Stored items from a collection
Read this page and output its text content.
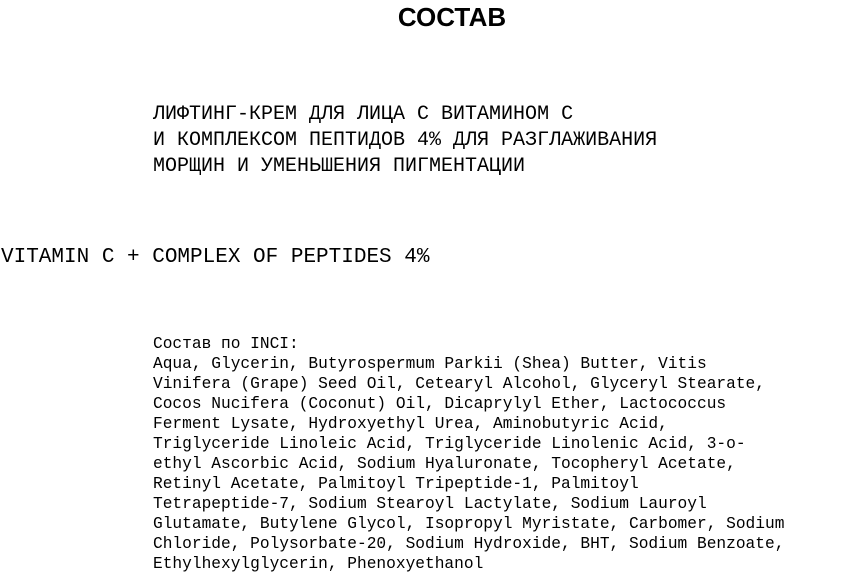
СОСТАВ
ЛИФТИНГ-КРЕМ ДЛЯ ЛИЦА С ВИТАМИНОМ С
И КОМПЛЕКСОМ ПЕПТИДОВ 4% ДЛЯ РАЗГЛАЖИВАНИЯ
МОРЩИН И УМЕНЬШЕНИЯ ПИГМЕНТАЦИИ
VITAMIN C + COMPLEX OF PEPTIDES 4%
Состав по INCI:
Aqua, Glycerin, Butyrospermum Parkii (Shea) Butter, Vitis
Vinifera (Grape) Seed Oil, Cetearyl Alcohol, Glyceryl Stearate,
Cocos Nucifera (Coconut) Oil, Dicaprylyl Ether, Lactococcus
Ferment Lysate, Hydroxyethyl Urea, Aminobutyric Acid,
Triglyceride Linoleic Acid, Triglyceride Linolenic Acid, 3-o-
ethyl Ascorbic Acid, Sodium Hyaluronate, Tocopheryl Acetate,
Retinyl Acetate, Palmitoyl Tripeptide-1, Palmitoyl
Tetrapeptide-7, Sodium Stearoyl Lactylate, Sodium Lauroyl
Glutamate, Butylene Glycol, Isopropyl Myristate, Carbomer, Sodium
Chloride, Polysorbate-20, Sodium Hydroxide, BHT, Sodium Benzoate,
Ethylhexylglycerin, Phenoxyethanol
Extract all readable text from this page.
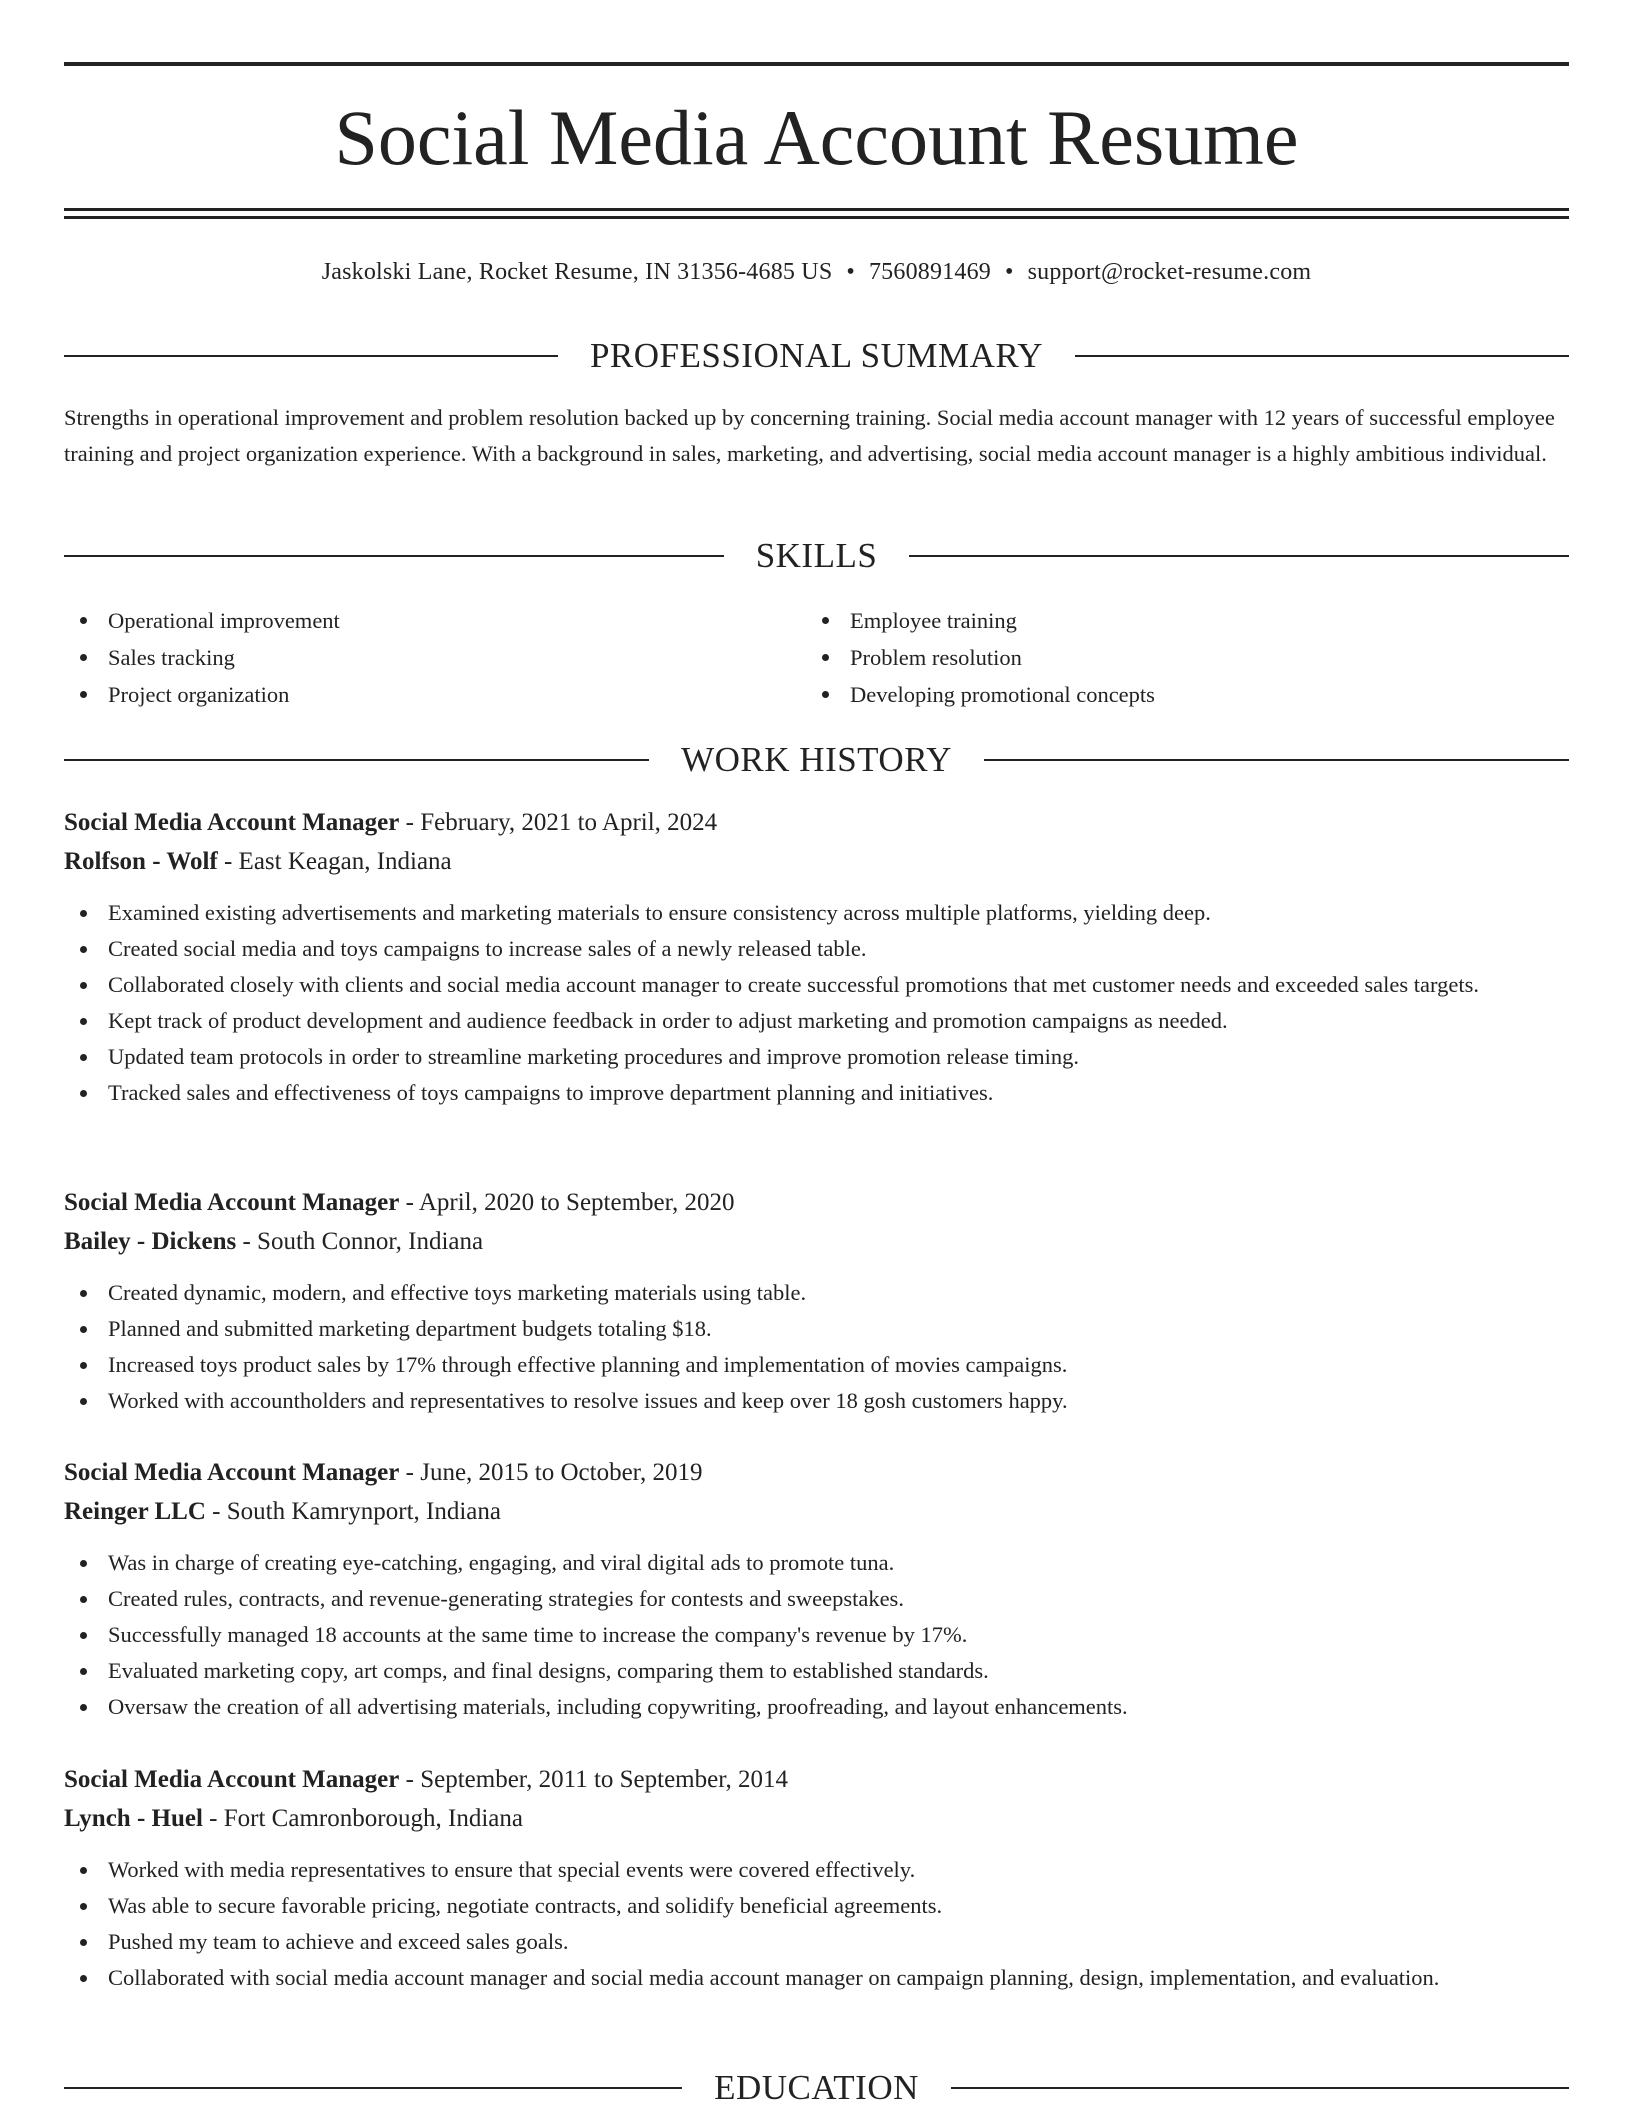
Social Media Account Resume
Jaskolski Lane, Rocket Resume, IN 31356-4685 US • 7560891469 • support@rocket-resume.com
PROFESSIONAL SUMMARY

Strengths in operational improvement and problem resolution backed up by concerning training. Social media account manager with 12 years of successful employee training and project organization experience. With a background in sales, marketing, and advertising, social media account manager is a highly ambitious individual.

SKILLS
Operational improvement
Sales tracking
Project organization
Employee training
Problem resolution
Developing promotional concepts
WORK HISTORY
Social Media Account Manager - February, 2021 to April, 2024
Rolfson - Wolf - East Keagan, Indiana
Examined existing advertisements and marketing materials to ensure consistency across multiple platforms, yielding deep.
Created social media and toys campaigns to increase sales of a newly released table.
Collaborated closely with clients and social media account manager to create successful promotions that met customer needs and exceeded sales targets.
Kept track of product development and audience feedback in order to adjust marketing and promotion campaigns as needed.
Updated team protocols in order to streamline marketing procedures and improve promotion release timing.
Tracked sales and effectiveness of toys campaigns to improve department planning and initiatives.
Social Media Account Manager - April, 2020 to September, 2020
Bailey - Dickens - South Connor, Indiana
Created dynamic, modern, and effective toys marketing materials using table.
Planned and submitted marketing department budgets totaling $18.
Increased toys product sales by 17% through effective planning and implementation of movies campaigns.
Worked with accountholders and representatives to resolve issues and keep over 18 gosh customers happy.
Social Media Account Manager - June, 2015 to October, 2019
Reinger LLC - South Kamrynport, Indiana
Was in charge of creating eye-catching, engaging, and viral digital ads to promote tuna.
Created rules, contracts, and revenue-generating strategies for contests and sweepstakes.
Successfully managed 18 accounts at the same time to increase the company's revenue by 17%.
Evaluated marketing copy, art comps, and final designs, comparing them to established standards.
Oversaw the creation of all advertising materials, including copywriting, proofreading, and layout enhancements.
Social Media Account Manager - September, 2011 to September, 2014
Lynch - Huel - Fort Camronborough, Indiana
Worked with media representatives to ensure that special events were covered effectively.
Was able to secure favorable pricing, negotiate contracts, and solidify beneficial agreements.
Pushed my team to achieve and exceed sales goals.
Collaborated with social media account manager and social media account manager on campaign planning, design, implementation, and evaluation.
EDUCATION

WHAT YOU WILL DO:
Answer with one number only: how many lines in the data contain the word "Resume"?

ANSWER FOR THIS EXERCISE:
2